--- Provided data ---

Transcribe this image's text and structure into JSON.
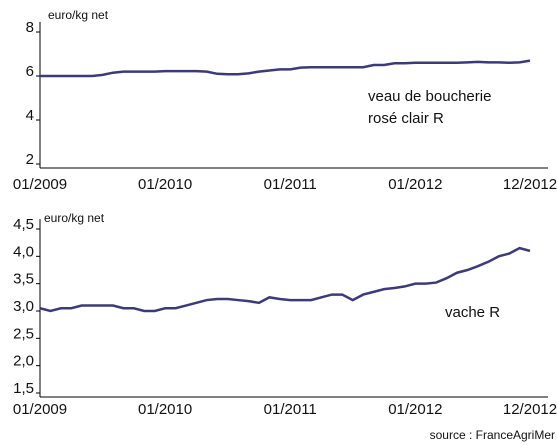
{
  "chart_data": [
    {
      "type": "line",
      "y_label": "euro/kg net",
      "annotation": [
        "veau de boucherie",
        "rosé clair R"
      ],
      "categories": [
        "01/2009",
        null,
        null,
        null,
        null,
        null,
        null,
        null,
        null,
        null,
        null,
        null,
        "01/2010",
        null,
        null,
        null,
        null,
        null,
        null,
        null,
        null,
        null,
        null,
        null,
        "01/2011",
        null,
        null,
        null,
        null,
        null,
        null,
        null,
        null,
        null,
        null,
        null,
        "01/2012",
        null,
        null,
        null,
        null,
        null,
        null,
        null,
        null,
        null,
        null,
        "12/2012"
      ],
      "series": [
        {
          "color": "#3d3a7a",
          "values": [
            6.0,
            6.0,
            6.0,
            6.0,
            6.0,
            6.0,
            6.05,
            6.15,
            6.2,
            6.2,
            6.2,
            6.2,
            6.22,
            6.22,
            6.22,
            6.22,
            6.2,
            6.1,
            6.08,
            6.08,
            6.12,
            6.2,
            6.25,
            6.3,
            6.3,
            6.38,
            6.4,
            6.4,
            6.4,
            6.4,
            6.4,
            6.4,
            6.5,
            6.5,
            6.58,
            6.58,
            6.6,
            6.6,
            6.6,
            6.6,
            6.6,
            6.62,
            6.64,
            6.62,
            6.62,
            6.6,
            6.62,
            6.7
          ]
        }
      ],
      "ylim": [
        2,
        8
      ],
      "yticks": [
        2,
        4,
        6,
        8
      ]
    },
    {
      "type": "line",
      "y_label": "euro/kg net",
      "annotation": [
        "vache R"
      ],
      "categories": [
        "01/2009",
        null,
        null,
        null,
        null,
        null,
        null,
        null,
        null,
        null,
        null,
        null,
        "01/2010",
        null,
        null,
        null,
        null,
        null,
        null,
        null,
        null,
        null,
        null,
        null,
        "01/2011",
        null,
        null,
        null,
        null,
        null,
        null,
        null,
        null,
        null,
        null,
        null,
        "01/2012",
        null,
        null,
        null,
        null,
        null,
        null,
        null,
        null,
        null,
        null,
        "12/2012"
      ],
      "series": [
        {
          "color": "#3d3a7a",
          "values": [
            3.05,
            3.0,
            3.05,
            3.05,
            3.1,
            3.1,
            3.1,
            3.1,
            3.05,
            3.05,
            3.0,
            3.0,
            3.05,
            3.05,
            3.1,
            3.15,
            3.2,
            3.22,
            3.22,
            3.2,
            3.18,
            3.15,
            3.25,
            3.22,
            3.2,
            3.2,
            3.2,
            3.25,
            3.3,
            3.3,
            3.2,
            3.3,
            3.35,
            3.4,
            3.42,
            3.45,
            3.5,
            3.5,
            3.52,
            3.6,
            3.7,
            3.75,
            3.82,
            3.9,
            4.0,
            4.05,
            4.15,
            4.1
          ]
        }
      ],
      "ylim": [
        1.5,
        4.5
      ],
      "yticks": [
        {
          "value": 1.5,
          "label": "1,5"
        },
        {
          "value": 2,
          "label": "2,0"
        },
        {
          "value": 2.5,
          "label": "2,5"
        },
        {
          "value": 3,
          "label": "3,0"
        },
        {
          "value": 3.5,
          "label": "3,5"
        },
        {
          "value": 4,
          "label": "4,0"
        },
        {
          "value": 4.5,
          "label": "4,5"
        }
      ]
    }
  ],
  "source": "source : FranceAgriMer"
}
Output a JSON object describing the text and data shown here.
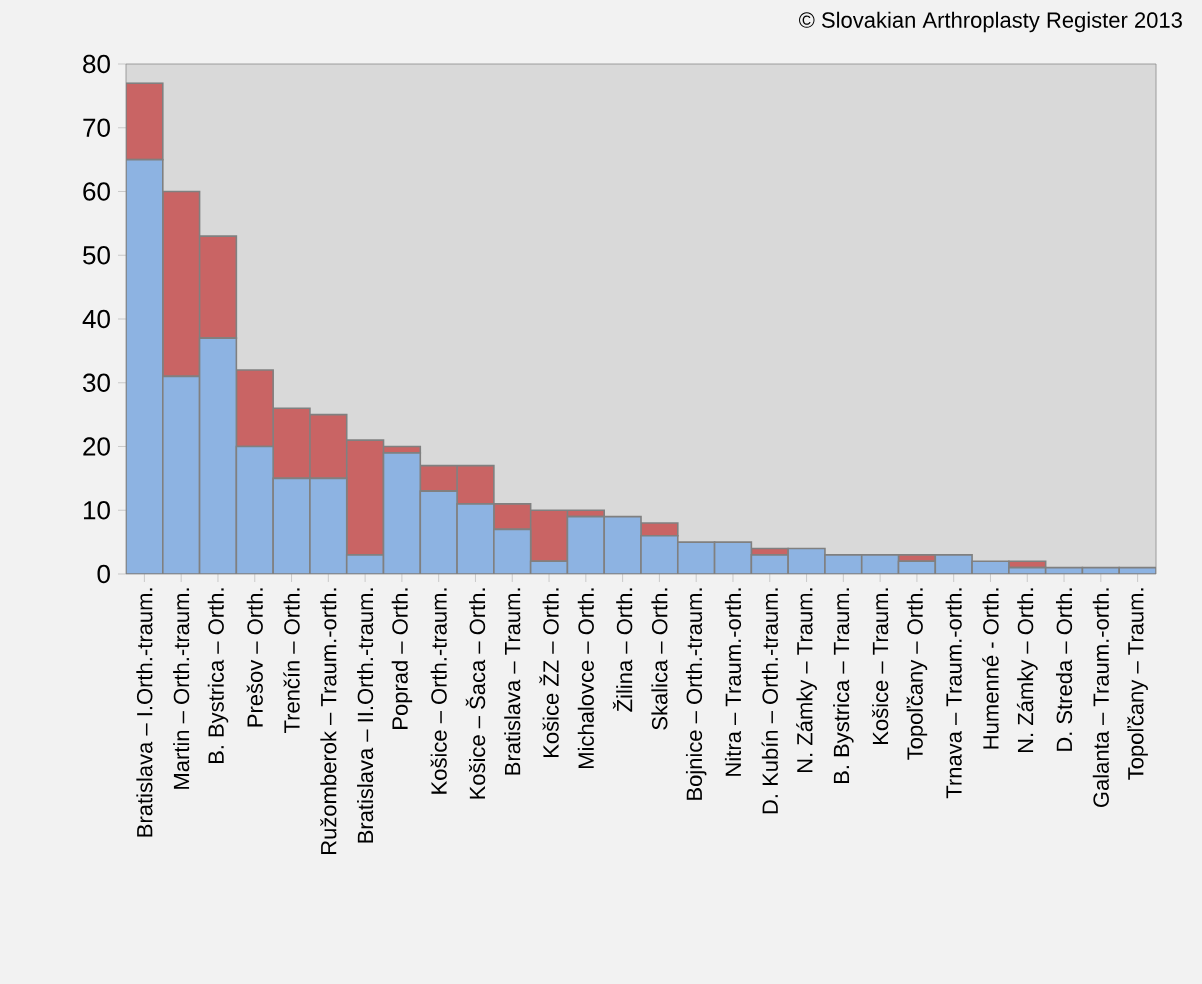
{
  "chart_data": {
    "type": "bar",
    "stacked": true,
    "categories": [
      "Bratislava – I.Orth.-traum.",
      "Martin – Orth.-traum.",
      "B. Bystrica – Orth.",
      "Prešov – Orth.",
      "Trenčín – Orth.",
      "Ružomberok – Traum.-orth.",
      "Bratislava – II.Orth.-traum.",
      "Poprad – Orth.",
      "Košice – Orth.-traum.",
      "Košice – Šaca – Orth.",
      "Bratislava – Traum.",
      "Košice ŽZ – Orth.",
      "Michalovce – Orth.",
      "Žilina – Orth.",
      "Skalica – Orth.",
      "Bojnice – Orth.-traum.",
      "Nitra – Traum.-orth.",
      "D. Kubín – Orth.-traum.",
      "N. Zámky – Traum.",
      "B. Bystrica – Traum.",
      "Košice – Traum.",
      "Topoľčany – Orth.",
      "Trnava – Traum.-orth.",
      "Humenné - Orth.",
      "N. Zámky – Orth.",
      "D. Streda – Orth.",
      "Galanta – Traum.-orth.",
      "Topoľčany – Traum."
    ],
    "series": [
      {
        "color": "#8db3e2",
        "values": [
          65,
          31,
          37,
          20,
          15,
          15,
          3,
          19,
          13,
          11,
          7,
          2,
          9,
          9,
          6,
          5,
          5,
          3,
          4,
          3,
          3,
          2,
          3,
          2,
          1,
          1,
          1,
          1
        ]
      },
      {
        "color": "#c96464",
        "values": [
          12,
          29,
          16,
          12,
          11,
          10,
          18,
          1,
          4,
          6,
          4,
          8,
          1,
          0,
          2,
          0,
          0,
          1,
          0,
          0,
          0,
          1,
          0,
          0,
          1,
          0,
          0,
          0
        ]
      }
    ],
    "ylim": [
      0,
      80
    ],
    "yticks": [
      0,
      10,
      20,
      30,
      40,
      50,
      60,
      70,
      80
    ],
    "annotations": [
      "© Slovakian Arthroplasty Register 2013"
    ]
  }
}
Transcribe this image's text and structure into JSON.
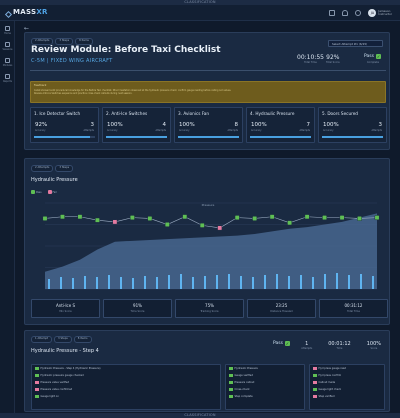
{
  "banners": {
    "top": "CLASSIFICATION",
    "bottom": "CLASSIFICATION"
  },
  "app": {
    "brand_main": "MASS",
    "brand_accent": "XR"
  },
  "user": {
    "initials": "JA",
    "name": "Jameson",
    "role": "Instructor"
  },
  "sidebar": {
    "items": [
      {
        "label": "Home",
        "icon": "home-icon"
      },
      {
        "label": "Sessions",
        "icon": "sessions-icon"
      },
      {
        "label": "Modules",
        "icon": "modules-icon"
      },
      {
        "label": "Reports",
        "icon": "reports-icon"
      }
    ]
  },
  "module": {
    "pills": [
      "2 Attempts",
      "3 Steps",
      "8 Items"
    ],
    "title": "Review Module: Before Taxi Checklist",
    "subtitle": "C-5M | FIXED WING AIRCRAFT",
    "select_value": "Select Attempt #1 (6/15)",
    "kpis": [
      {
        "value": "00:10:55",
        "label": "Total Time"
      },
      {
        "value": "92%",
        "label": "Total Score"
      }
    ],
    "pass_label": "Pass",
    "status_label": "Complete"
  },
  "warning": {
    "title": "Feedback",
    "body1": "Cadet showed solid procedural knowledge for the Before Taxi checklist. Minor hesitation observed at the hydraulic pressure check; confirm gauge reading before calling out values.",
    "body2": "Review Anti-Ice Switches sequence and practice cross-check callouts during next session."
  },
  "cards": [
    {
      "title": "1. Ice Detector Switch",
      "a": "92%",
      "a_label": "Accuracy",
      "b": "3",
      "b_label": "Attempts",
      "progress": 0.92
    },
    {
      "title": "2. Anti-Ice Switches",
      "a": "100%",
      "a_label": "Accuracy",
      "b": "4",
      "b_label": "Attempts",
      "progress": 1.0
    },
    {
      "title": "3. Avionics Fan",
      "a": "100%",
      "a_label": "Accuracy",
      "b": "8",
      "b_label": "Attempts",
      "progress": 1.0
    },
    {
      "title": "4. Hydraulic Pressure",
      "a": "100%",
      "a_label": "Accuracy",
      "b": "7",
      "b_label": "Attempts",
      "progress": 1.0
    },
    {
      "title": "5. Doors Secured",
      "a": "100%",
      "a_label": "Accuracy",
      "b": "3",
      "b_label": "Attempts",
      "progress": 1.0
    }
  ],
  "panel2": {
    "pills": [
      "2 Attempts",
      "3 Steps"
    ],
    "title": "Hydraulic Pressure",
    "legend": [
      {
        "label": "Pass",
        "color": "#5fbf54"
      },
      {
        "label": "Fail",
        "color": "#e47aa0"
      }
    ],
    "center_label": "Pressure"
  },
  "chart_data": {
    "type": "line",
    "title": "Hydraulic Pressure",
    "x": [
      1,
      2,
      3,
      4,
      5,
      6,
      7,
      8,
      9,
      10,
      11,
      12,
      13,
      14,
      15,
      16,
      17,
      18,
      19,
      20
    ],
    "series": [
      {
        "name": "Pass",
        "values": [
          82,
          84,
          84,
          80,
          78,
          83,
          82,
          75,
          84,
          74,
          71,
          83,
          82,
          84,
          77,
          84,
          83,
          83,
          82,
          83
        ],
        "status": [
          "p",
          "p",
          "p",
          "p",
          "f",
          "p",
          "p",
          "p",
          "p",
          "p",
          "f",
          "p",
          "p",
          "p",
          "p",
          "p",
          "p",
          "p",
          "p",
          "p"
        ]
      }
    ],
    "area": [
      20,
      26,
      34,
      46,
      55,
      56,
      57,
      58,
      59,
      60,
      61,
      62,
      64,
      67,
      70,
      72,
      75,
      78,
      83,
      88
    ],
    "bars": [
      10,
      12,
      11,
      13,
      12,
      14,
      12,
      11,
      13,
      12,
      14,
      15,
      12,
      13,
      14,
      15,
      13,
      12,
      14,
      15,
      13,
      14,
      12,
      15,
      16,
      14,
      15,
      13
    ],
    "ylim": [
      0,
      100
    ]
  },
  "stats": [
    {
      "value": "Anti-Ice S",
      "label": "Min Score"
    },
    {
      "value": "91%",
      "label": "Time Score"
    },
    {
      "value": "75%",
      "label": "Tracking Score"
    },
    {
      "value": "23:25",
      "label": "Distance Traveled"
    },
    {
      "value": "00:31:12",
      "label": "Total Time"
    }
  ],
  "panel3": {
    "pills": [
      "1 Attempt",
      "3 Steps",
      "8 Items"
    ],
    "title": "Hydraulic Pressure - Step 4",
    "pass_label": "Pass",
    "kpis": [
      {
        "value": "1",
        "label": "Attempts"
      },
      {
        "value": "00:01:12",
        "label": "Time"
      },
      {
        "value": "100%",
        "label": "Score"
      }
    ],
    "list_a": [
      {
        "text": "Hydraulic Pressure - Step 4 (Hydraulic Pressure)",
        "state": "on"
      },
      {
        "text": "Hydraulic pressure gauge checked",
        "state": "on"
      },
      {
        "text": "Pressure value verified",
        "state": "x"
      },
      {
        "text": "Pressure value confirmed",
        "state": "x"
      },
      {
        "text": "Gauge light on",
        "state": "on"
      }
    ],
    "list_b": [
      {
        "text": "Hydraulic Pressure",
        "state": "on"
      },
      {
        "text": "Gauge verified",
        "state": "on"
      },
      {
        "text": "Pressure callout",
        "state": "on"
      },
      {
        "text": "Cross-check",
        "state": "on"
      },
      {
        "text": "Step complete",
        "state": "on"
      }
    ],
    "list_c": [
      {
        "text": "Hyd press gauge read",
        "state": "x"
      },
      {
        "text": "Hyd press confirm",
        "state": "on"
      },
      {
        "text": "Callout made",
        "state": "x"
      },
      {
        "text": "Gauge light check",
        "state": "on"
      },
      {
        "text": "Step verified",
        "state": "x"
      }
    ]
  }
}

--- Directions for this task ---
Find the lines above that contain the word "Bratislava" and collect them.

--- Reply ---
      "Bratislava – I.Orth.-traum.",
      "Bratislava – II.Orth.-traum.",
      "Bratislava – Traum.",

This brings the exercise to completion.